▶ [Exercise task]:
Retype each entry below, keeping every character the same.

▶ [Collected data entries]:
* * * * *
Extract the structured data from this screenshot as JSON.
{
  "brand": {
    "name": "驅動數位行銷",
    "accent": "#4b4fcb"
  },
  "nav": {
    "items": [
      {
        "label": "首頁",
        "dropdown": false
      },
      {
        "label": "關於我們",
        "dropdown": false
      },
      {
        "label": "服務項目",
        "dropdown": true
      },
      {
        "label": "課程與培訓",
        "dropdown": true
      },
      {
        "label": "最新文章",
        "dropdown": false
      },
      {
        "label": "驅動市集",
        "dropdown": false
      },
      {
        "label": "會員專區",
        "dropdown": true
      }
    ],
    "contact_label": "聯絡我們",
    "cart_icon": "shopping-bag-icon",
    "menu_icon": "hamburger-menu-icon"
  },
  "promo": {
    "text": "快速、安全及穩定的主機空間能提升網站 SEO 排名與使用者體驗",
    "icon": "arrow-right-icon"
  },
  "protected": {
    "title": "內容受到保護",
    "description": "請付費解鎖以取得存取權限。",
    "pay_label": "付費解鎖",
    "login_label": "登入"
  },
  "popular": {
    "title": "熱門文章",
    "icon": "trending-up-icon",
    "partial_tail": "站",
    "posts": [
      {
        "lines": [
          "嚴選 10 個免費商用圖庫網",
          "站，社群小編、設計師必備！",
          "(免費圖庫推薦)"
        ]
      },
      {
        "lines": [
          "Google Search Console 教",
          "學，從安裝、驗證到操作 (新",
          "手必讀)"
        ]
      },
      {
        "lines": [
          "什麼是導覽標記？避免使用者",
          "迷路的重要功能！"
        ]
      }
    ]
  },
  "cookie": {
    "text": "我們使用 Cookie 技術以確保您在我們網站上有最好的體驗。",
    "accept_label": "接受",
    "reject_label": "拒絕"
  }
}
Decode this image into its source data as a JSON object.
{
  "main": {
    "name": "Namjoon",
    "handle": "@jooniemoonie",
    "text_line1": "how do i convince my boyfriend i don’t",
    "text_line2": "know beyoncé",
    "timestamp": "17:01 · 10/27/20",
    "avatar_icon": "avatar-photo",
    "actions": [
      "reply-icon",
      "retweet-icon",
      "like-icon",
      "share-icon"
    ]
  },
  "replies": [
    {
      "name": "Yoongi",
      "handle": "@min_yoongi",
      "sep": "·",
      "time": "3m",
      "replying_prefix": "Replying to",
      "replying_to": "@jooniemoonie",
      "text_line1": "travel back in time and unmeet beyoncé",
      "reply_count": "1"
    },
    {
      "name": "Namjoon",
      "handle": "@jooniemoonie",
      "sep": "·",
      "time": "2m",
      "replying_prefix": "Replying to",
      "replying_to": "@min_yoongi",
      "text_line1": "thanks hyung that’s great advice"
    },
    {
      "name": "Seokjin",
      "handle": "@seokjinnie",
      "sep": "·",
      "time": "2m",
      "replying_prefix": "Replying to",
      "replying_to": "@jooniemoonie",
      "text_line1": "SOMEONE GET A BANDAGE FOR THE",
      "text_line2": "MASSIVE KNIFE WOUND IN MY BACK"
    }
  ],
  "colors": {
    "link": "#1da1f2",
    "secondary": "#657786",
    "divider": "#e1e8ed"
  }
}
* * * * *
▶ [Expected output]:
Extract the structured data from this screenshot as JSON.
{
  "brand": {
    "name": "驅動數位行銷",
    "accent": "#4b4fcb"
  },
  "nav": {
    "items": [
      {
        "label": "首頁",
        "dropdown": false
      },
      {
        "label": "關於我們",
        "dropdown": false
      },
      {
        "label": "服務項目",
        "dropdown": true
      },
      {
        "label": "課程與培訓",
        "dropdown": true
      },
      {
        "label": "最新文章",
        "dropdown": false
      },
      {
        "label": "驅動市集",
        "dropdown": false
      },
      {
        "label": "會員專區",
        "dropdown": true
      }
    ],
    "contact_label": "聯絡我們",
    "cart_icon": "shopping-bag-icon",
    "menu_icon": "hamburger-menu-icon"
  },
  "promo": {
    "text": "快速、安全及穩定的主機空間能提升網站 SEO 排名與使用者體驗",
    "icon": "arrow-right-icon"
  },
  "protected": {
    "title": "內容受到保護",
    "description": "請付費解鎖以取得存取權限。",
    "pay_label": "付費解鎖",
    "login_label": "登入"
  },
  "popular": {
    "title": "熱門文章",
    "icon": "trending-up-icon",
    "partial_tail": "站",
    "posts": [
      {
        "lines": [
          "嚴選 10 個免費商用圖庫網",
          "站，社群小編、設計師必備！",
          "(免費圖庫推薦)"
        ]
      },
      {
        "lines": [
          "Google Search Console 教",
          "學，從安裝、驗證到操作 (新",
          "手必讀)"
        ]
      },
      {
        "lines": [
          "什麼是導覽標記？避免使用者",
          "迷路的重要功能！"
        ]
      }
    ]
  },
  "cookie": {
    "text": "我們使用 Cookie 技術以確保您在我們網站上有最好的體驗。",
    "accept_label": "接受",
    "reject_label": "拒絕"
  }
}
Decode this image into its source data as a JSON object.
{
  "main": {
    "name": "Namjoon",
    "handle": "@jooniemoonie",
    "text_line1": "how do i convince my boyfriend i don’t",
    "text_line2": "know beyoncé",
    "timestamp": "17:01 · 10/27/20",
    "avatar_icon": "avatar-photo",
    "actions": [
      "reply-icon",
      "retweet-icon",
      "like-icon",
      "share-icon"
    ]
  },
  "replies": [
    {
      "name": "Yoongi",
      "handle": "@min_yoongi",
      "sep": "·",
      "time": "3m",
      "replying_prefix": "Replying to",
      "replying_to": "@jooniemoonie",
      "text_line1": "travel back in time and unmeet beyoncé",
      "reply_count": "1"
    },
    {
      "name": "Namjoon",
      "handle": "@jooniemoonie",
      "sep": "·",
      "time": "2m",
      "replying_prefix": "Replying to",
      "replying_to": "@min_yoongi",
      "text_line1": "thanks hyung that’s great advice"
    },
    {
      "name": "Seokjin",
      "handle": "@seokjinnie",
      "sep": "·",
      "time": "2m",
      "replying_prefix": "Replying to",
      "replying_to": "@jooniemoonie",
      "text_line1": "SOMEONE GET A BANDAGE FOR THE",
      "text_line2": "MASSIVE KNIFE WOUND IN MY BACK"
    }
  ],
  "colors": {
    "link": "#1da1f2",
    "secondary": "#657786",
    "divider": "#e1e8ed"
  }
}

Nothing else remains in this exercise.